Problem details ->
Find and copy every line in the records that includes the string "family".

##########

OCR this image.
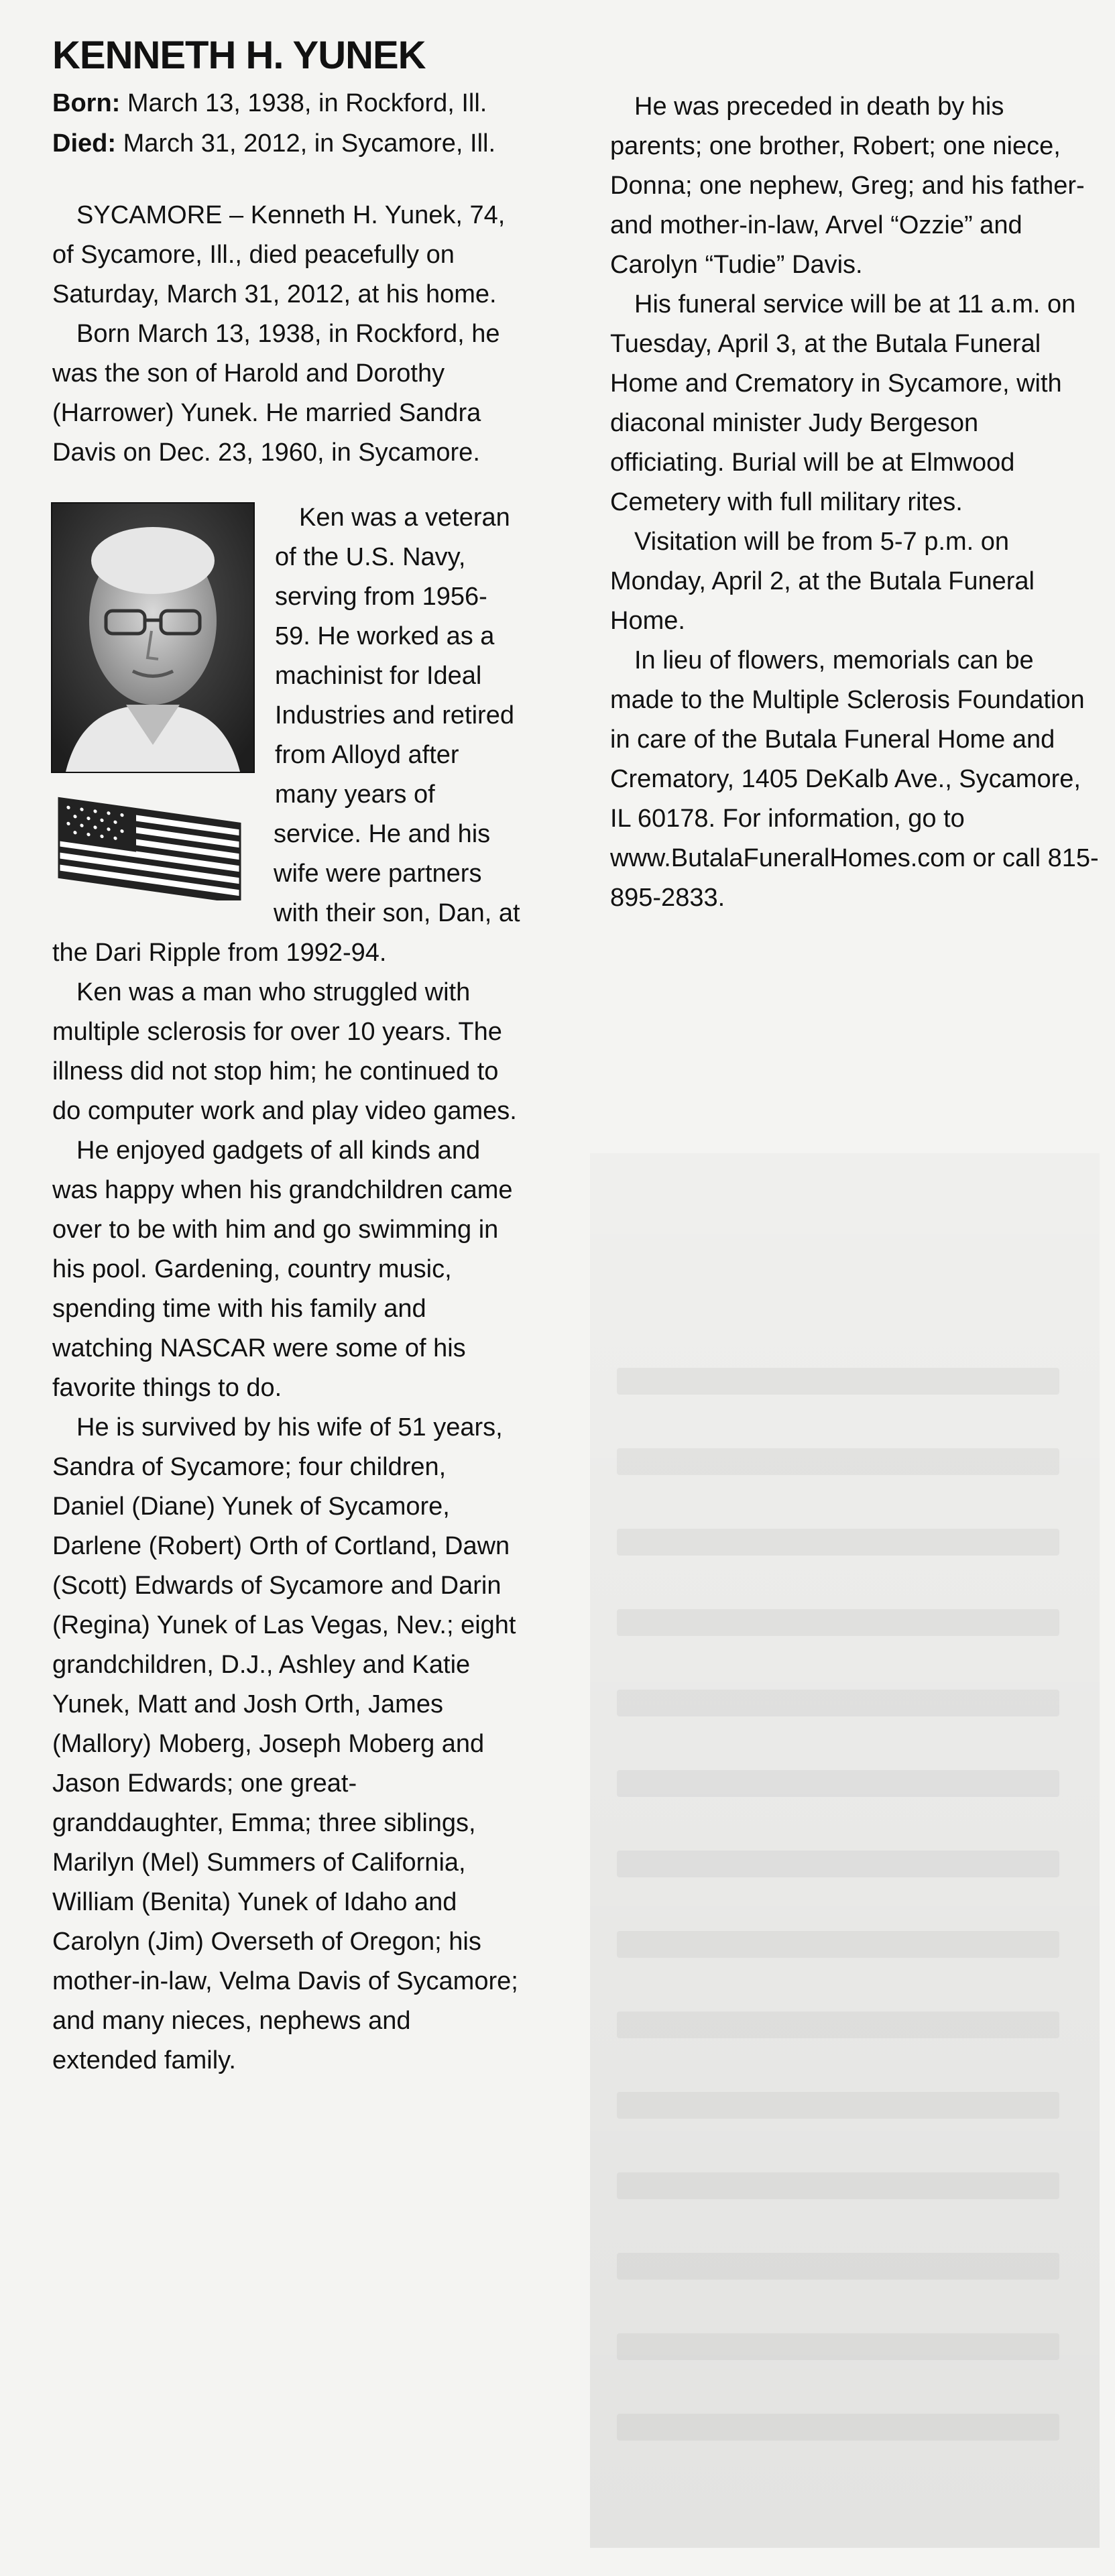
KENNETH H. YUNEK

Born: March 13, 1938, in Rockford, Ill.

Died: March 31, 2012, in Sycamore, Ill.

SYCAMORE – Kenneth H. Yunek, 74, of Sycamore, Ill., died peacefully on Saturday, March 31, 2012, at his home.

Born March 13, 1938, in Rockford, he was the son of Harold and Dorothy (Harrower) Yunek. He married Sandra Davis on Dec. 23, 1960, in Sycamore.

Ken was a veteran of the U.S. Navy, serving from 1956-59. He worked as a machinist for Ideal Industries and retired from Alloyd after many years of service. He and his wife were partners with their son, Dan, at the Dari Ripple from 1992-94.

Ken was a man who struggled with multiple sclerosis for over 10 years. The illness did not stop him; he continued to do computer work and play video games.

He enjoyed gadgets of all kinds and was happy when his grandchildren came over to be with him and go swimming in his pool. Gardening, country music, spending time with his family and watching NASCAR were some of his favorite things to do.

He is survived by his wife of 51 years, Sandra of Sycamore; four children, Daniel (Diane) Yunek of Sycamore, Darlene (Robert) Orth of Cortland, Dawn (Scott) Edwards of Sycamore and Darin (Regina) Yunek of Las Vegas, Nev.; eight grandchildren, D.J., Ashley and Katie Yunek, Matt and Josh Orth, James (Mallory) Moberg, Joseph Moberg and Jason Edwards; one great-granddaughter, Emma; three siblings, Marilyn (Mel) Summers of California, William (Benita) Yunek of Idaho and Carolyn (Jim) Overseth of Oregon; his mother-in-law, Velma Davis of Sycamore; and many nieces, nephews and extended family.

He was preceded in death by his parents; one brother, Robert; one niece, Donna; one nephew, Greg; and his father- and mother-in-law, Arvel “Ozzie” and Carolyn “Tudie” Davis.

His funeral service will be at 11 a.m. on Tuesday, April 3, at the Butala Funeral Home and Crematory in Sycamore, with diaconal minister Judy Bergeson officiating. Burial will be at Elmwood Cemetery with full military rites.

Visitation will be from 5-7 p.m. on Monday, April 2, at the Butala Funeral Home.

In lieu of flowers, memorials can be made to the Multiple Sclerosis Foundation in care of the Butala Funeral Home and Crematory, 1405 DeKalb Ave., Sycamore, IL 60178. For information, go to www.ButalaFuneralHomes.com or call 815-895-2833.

##########

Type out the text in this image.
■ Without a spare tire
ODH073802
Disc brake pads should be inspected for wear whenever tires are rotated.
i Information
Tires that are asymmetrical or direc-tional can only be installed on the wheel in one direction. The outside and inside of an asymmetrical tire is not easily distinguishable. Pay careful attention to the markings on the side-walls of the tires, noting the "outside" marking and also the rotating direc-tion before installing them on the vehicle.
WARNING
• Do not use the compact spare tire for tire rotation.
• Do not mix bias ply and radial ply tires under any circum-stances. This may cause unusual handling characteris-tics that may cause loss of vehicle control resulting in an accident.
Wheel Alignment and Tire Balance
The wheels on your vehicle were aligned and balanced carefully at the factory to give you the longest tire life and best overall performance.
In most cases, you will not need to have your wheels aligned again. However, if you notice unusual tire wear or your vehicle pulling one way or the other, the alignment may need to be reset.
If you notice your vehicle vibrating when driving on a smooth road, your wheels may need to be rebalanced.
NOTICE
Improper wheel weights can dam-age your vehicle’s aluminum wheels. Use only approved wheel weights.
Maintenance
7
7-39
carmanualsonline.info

##########

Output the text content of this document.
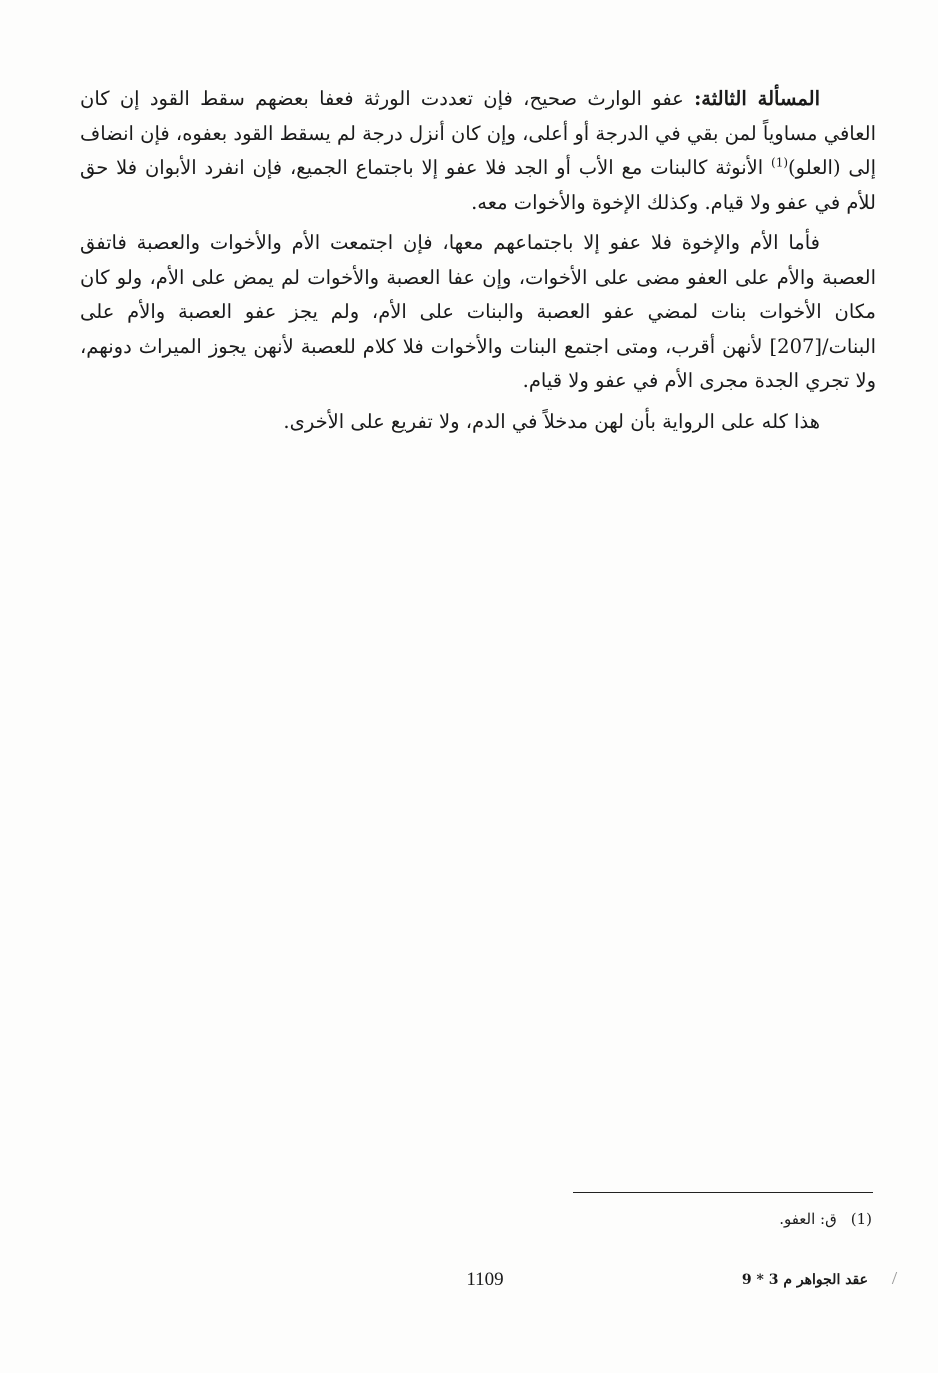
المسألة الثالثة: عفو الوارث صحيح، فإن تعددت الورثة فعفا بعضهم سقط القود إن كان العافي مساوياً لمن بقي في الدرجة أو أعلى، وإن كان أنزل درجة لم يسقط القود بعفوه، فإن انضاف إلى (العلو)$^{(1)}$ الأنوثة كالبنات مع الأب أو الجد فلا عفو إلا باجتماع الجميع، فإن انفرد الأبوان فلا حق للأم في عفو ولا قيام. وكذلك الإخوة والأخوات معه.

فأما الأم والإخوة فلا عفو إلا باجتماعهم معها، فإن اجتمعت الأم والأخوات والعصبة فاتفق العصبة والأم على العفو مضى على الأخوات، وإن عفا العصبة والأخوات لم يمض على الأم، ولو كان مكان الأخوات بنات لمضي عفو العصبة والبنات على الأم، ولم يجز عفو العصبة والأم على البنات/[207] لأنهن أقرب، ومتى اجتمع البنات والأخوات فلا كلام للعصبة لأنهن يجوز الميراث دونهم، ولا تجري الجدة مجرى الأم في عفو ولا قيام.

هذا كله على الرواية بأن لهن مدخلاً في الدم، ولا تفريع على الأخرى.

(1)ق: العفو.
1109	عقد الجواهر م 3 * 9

##########

Response to this task ->
He enjoyed gadgets of all kinds and was happy when his grandchildren came over to be with him and go swimming in his pool. Gardening, country music, spending time with his family and watching NASCAR were some of his favorite things to do.
He is survived by his wife of 51 years, Sandra of Sycamore; four children, Daniel (Diane) Yunek of Sycamore, Darlene (Robert) Orth of Cortland, Dawn (Scott) Edwards of Sycamore and Darin (Regina) Yunek of Las Vegas, Nev.; eight grandchildren, D.J., Ashley and Katie Yunek, Matt and Josh Orth, James (Mallory) Moberg, Joseph Moberg and Jason Edwards; one great-granddaughter, Emma; three siblings, Marilyn (Mel) Summers of California, William (Benita) Yunek of Idaho and Carolyn (Jim) Overseth of Oregon; his mother-in-law, Velma Davis of Sycamore; and many nieces, nephews and extended family.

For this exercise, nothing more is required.